ZU ERLEDIGEN:
Stelle alle Zeilen unten als JSON-Liste von Zeichenketten dar, eine Zeichenkette pro Zeile und ohne Leerzeilen. Lass die Bilder in der Antwort weg.

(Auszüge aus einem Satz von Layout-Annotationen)

__________

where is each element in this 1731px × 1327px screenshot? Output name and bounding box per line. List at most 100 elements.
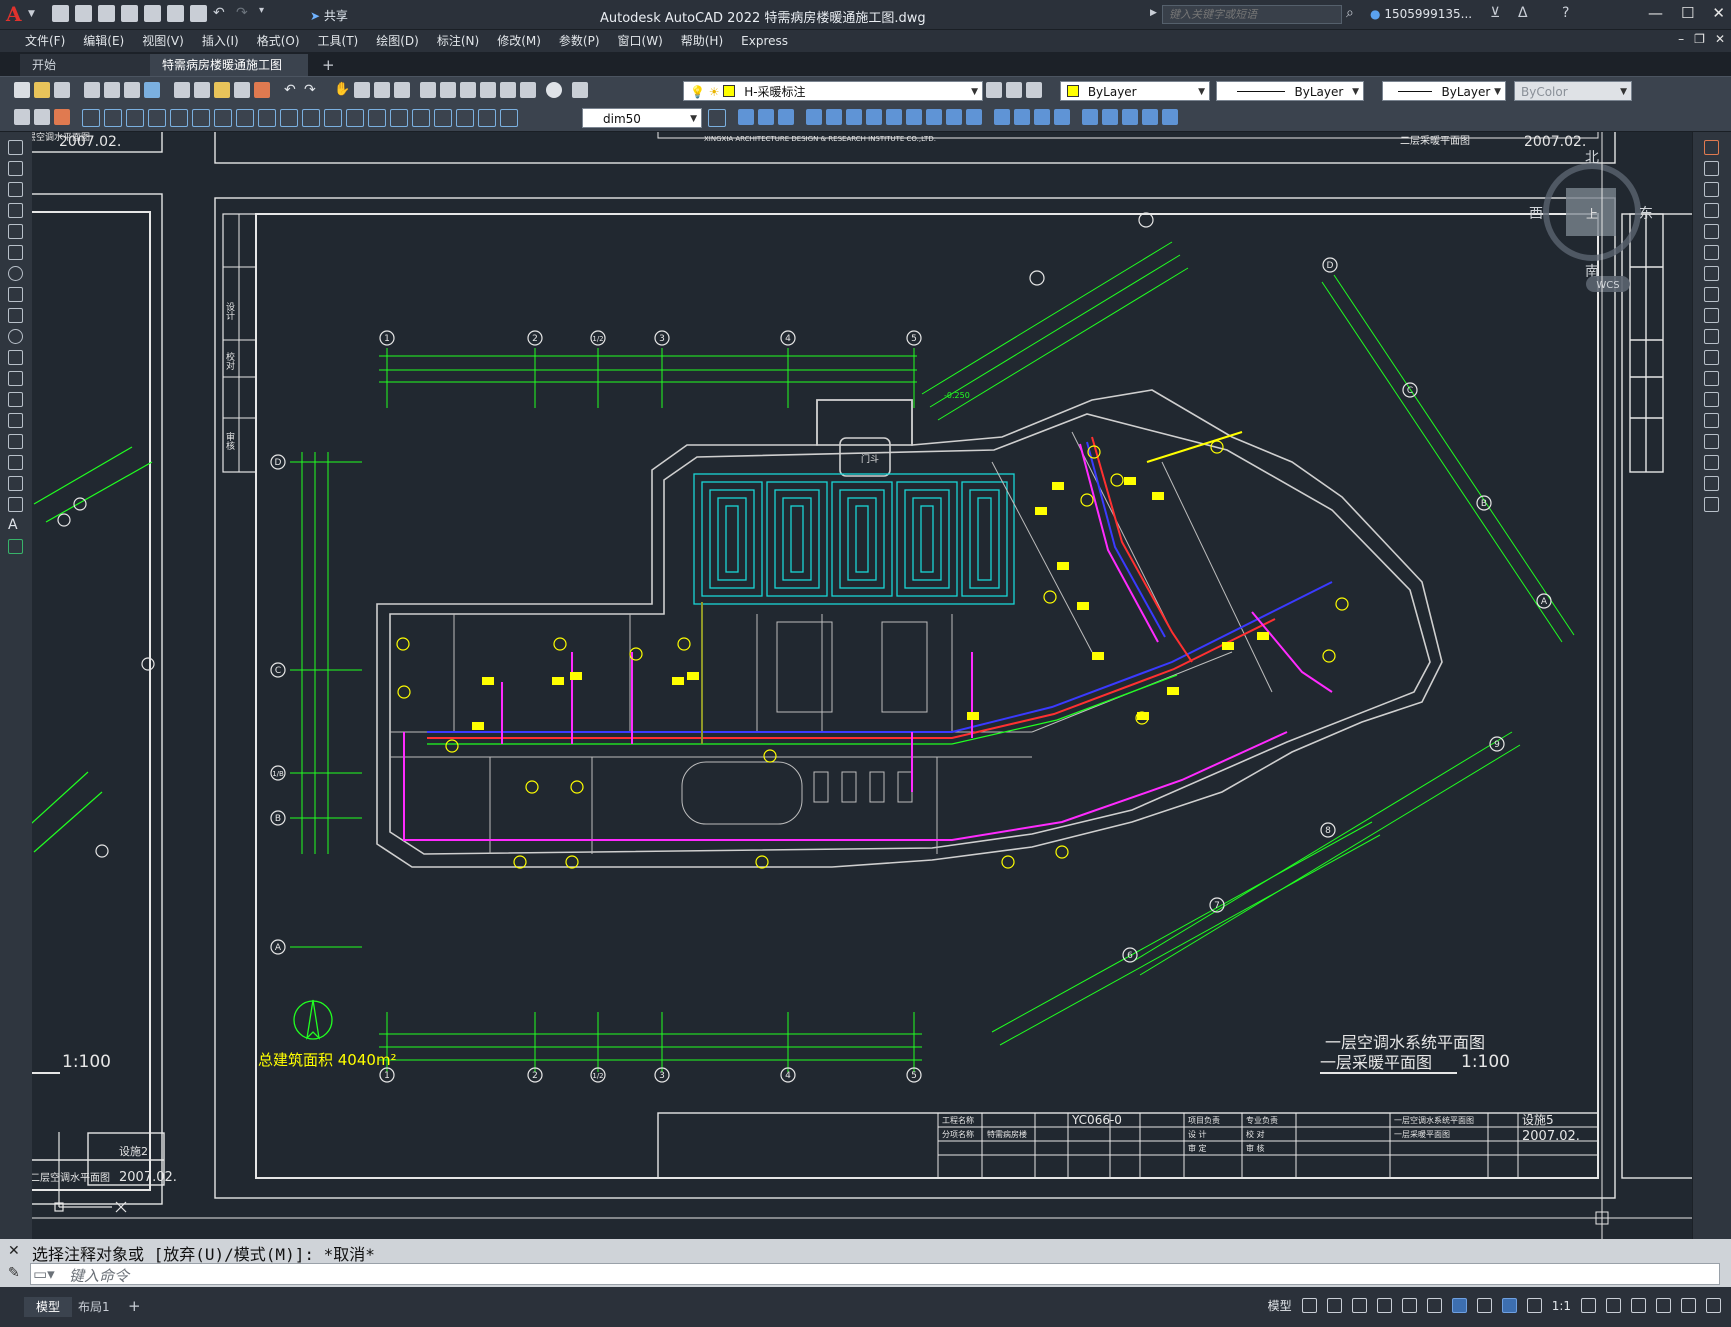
extend-icon[interactable] (926, 109, 942, 125)
layer-dropdown[interactable]: 💡 ☀ H-采暖标注 ▼ (683, 81, 983, 101)
line-icon[interactable] (8, 140, 23, 155)
snap-icon[interactable] (1326, 1298, 1342, 1313)
lineweight-dropdown[interactable]: ByLayer ▼ (1382, 81, 1506, 101)
tool-palettes-icon[interactable] (460, 82, 476, 98)
menu-view[interactable]: 视图(V) (133, 32, 193, 50)
chamfer-icon[interactable] (1704, 434, 1719, 449)
erase-icon[interactable] (1054, 109, 1070, 125)
redo-icon[interactable]: ↷ (236, 5, 253, 22)
cut-icon[interactable] (174, 82, 190, 98)
block-editor-icon[interactable] (254, 82, 270, 98)
inspection-icon[interactable] (412, 109, 430, 127)
aligned-dimension-icon[interactable] (104, 109, 122, 127)
tab-layout1[interactable]: 布局1 (66, 1297, 122, 1317)
search-icon[interactable]: ⌕ (1346, 5, 1354, 21)
viewcube-north[interactable]: 北 (1585, 150, 1599, 166)
user-account[interactable]: ● 1505999135... (1370, 7, 1472, 21)
match-properties-icon[interactable] (234, 82, 250, 98)
extend-icon[interactable] (1704, 350, 1719, 365)
annotation-visibility-icon[interactable] (1501, 1298, 1517, 1313)
tab-drawing[interactable]: 特需病房楼暖通施工图*✕ (150, 54, 308, 94)
tolerance-icon[interactable] (368, 109, 386, 127)
continue-dimension-icon[interactable] (302, 109, 320, 127)
diameter-dimension-icon[interactable] (214, 109, 232, 127)
add-selected-icon[interactable] (8, 539, 23, 554)
scale-icon[interactable] (1704, 287, 1719, 302)
table-icon[interactable] (8, 497, 23, 512)
trim-icon[interactable] (1704, 329, 1719, 344)
sheet-set-icon[interactable] (480, 82, 496, 98)
offset-icon[interactable] (778, 109, 794, 125)
minimize-button[interactable]: — (1648, 4, 1663, 22)
break-icon[interactable] (1704, 392, 1719, 407)
new-tab-button[interactable]: + (322, 56, 335, 74)
stretch-icon[interactable] (1704, 308, 1719, 323)
menu-dimension[interactable]: 标注(N) (428, 32, 488, 50)
autodesk-app-icon[interactable]: Δ (1518, 5, 1528, 21)
menu-edit[interactable]: 编辑(E) (74, 32, 133, 50)
publish-icon[interactable] (124, 82, 140, 98)
open-icon[interactable] (75, 5, 92, 22)
erase-icon[interactable] (1704, 140, 1719, 155)
chamfer-icon[interactable] (994, 109, 1010, 125)
undo-icon[interactable]: ↶ (213, 5, 230, 22)
region-icon[interactable] (8, 476, 23, 491)
viewcube-east[interactable]: 东 (1639, 206, 1653, 222)
radius-dimension-icon[interactable] (170, 109, 188, 127)
menu-format[interactable]: 格式(O) (248, 32, 309, 50)
menu-file[interactable]: 文件(F) (16, 32, 74, 50)
layer-previous-icon[interactable] (1006, 82, 1022, 98)
menu-help[interactable]: 帮助(H) (672, 32, 732, 50)
polar-icon[interactable] (1376, 1298, 1392, 1313)
spline-icon[interactable] (8, 308, 23, 323)
undo-icon[interactable]: ↶ (284, 82, 300, 98)
dimstyle-dropdown[interactable]: dim50 ▼ (582, 108, 702, 128)
model-space-button[interactable]: 模型 (1268, 1297, 1292, 1314)
drawing-canvas[interactable]: 2007.02. 二层空调水平面图 设施2 2007.02. 二层空调水平面图 … (32, 132, 1692, 1239)
doc-minimize-button[interactable]: – (1678, 32, 1684, 46)
fillet-icon[interactable] (1704, 455, 1719, 470)
polyline-icon[interactable] (8, 182, 23, 197)
auto-scale-icon[interactable] (1526, 1298, 1542, 1313)
zoom-realtime-icon[interactable] (354, 82, 370, 98)
calculator-icon[interactable] (520, 82, 536, 98)
rectangle-icon[interactable] (8, 224, 23, 239)
menu-insert[interactable]: 插入(I) (193, 32, 248, 50)
plot-preview-icon[interactable] (104, 82, 120, 98)
ordinate-dimension-icon[interactable] (148, 109, 166, 127)
recent-commands-icon[interactable]: ▭▾ (33, 1265, 55, 1283)
clean-screen-icon[interactable] (1681, 1298, 1696, 1313)
dimension-update-icon[interactable] (500, 109, 518, 127)
dimension-break-icon[interactable] (346, 109, 364, 127)
plotstyle-dropdown[interactable]: ByColor ▼ (1514, 81, 1632, 101)
save-icon[interactable] (98, 5, 115, 22)
baseline-dimension-icon[interactable] (280, 109, 298, 127)
help-icon[interactable] (546, 82, 562, 98)
design-center-icon[interactable] (440, 82, 456, 98)
plot-icon[interactable] (190, 5, 207, 22)
tab-start[interactable]: 开始 (20, 54, 150, 76)
move-icon[interactable] (1704, 245, 1719, 260)
revision-cloud-icon[interactable] (8, 287, 23, 302)
zoom-previous-icon[interactable] (394, 82, 410, 98)
draw-order-icon[interactable] (1082, 109, 1098, 125)
copy-icon[interactable] (194, 82, 210, 98)
mirror-icon[interactable] (1704, 182, 1719, 197)
doc-restore-button[interactable]: ❐ (1694, 32, 1705, 46)
explode-icon[interactable] (1704, 497, 1719, 512)
jogged-linear-icon[interactable] (434, 109, 452, 127)
rotate-icon[interactable] (846, 109, 862, 125)
menu-window[interactable]: 窗口(W) (609, 32, 672, 50)
customize-dropdown-icon[interactable]: ▾ (259, 5, 276, 22)
save-icon[interactable] (54, 82, 70, 98)
array-icon[interactable] (1704, 224, 1719, 239)
close-button[interactable]: ✕ (1712, 4, 1725, 22)
paste-icon[interactable] (214, 82, 230, 98)
cart-icon[interactable]: ⊻ (1490, 5, 1500, 21)
fillet-icon[interactable] (1014, 109, 1030, 125)
expand-search-icon[interactable]: ▶ (1150, 8, 1157, 18)
zoom-window-icon[interactable] (374, 82, 390, 98)
ellipse-icon[interactable] (8, 329, 23, 344)
pan-icon[interactable]: ✋ (334, 82, 350, 98)
help-icon[interactable]: ? (1562, 5, 1569, 21)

__________

VOLLSTÄNDIGE ANTWORT:
[
  "where is each element in this 1731px × 1327px screenshot? Output name and bounding box per line. List at most 100 elements.",
  "extend-icon[interactable] (926, 109, 942, 125)",
  "layer-dropdown[interactable]: 💡 ☀ H-采暖标注 ▼ (683, 81, 983, 101)",
  "line-icon[interactable] (8, 140, 23, 155)",
  "snap-icon[interactable] (1326, 1298, 1342, 1313)",
  "lineweight-dropdown[interactable]: ByLayer ▼ (1382, 81, 1506, 101)",
  "tool-palettes-icon[interactable] (460, 82, 476, 98)",
  "menu-view[interactable]: 视图(V) (133, 32, 193, 50)",
  "chamfer-icon[interactable] (1704, 434, 1719, 449)",
  "erase-icon[interactable] (1054, 109, 1070, 125)",
  "redo-icon[interactable]: ↷ (236, 5, 253, 22)",
  "cut-icon[interactable] (174, 82, 190, 98)",
  "block-editor-icon[interactable] (254, 82, 270, 98)",
  "inspection-icon[interactable] (412, 109, 430, 127)",
  "aligned-dimension-icon[interactable] (104, 109, 122, 127)",
  "tab-layout1[interactable]: 布局1 (66, 1297, 122, 1317)",
  "search-icon[interactable]: ⌕ (1346, 5, 1354, 21)",
  "viewcube-north[interactable]: 北 (1585, 150, 1599, 166)",
  "user-account[interactable]: ● 1505999135... (1370, 7, 1472, 21)",
  "match-properties-icon[interactable] (234, 82, 250, 98)",
  "extend-icon[interactable] (1704, 350, 1719, 365)",
  "annotation-visibility-icon[interactable] (1501, 1298, 1517, 1313)",
  "tab-drawing[interactable]: 特需病房楼暖通施工图*✕ (150, 54, 308, 94)",
  "tolerance-icon[interactable] (368, 109, 386, 127)",
  "continue-dimension-icon[interactable] (302, 109, 320, 127)",
  "diameter-dimension-icon[interactable] (214, 109, 232, 127)",
  "add-selected-icon[interactable] (8, 539, 23, 554)",
  "scale-icon[interactable] (1704, 287, 1719, 302)",
  "table-icon[interactable] (8, 497, 23, 512)",
  "trim-icon[interactable] (1704, 329, 1719, 344)",
  "sheet-set-icon[interactable] (480, 82, 496, 98)",
  "offset-icon[interactable] (778, 109, 794, 125)",
  "minimize-button[interactable]: — (1648, 4, 1663, 22)",
  "break-icon[interactable] (1704, 392, 1719, 407)",
  "new-tab-button[interactable]: + (322, 56, 335, 74)",
  "stretch-icon[interactable] (1704, 308, 1719, 323)",
  "menu-dimension[interactable]: 标注(N) (428, 32, 488, 50)",
  "autodesk-app-icon[interactable]: Δ (1518, 5, 1528, 21)",
  "menu-edit[interactable]: 编辑(E) (74, 32, 133, 50)",
  "publish-icon[interactable] (124, 82, 140, 98)",
  "open-icon[interactable] (75, 5, 92, 22)",
  "erase-icon[interactable] (1704, 140, 1719, 155)",
  "chamfer-icon[interactable] (994, 109, 1010, 125)",
  "undo-icon[interactable]: ↶ (213, 5, 230, 22)",
  "region-icon[interactable] (8, 476, 23, 491)",
  "viewcube-east[interactable]: 东 (1639, 206, 1653, 222)",
  "radius-dimension-icon[interactable] (170, 109, 188, 127)",
  "menu-format[interactable]: 格式(O) (248, 32, 309, 50)",
  "menu-file[interactable]: 文件(F) (16, 32, 74, 50)",
  "layer-previous-icon[interactable] (1006, 82, 1022, 98)",
  "menu-help[interactable]: 帮助(H) (672, 32, 732, 50)",
  "polar-icon[interactable] (1376, 1298, 1392, 1313)",
  "spline-icon[interactable] (8, 308, 23, 323)",
  "undo-icon[interactable]: ↶ (284, 82, 300, 98)",
  "dimstyle-dropdown[interactable]: dim50 ▼ (582, 108, 702, 128)",
  "model-space-button[interactable]: 模型 (1268, 1297, 1292, 1314)",
  "drawing-canvas[interactable]: 2007.02. 二层空调水平面图 设施2 2007.02. 二层空调水平面图 … (32, 132, 1692, 1239)",
  "doc-minimize-button[interactable]: – (1678, 32, 1684, 46)",
  "fillet-icon[interactable] (1704, 455, 1719, 470)",
  "polyline-icon[interactable] (8, 182, 23, 197)",
  "auto-scale-icon[interactable] (1526, 1298, 1542, 1313)",
  "zoom-realtime-icon[interactable] (354, 82, 370, 98)",
  "calculator-icon[interactable] (520, 82, 536, 98)",
  "rectangle-icon[interactable] (8, 224, 23, 239)",
  "menu-insert[interactable]: 插入(I) (193, 32, 248, 50)",
  "plot-preview-icon[interactable] (104, 82, 120, 98)",
  "ordinate-dimension-icon[interactable] (148, 109, 166, 127)",
  "recent-commands-icon[interactable]: ▭▾ (33, 1265, 55, 1283)",
  "clean-screen-icon[interactable] (1681, 1298, 1696, 1313)",
  "dimension-update-icon[interactable] (500, 109, 518, 127)",
  "dimension-break-icon[interactable] (346, 109, 364, 127)",
  "plotstyle-dropdown[interactable]: ByColor ▼ (1514, 81, 1632, 101)",
  "save-icon[interactable] (98, 5, 115, 22)",
  "baseline-dimension-icon[interactable] (280, 109, 298, 127)",
  "help-icon[interactable] (546, 82, 562, 98)",
  "design-center-icon[interactable] (440, 82, 456, 98)",
  "plot-icon[interactable] (190, 5, 207, 22)",
  "tab-start[interactable]: 开始 (20, 54, 150, 76)",
  "move-icon[interactable] (1704, 245, 1719, 260)",
  "revision-cloud-icon[interactable] (8, 287, 23, 302)",
  "zoom-previous-icon[interactable] (394, 82, 410, 98)",
  "draw-order-icon[interactable] (1082, 109, 1098, 125)",
  "copy-icon[interactable] (194, 82, 210, 98)",
  "mirror-icon[interactable] (1704, 182, 1719, 197)",
  "doc-restore-button[interactable]: ❐ (1694, 32, 1705, 46)",
  "explode-icon[interactable] (1704, 497, 1719, 512)",
  "jogged-linear-icon[interactable] (434, 109, 452, 127)",
  "rotate-icon[interactable] (846, 109, 862, 125)",
  "menu-window[interactable]: 窗口(W) (609, 32, 672, 50)",
  "customize-dropdown-icon[interactable]: ▾ (259, 5, 276, 22)",
  "save-icon[interactable] (54, 82, 70, 98)",
  "array-icon[interactable] (1704, 224, 1719, 239)",
  "close-button[interactable]: ✕ (1712, 4, 1725, 22)",
  "paste-icon[interactable] (214, 82, 230, 98)",
  "cart-icon[interactable]: ⊻ (1490, 5, 1500, 21)",
  "fillet-icon[interactable] (1014, 109, 1030, 125)",
  "expand-search-icon[interactable]: ▶ (1150, 8, 1157, 18)",
  "zoom-window-icon[interactable] (374, 82, 390, 98)",
  "ellipse-icon[interactable] (8, 329, 23, 344)",
  "pan-icon[interactable]: ✋ (334, 82, 350, 98)",
  "help-icon[interactable]: ? (1562, 5, 1569, 21)"
]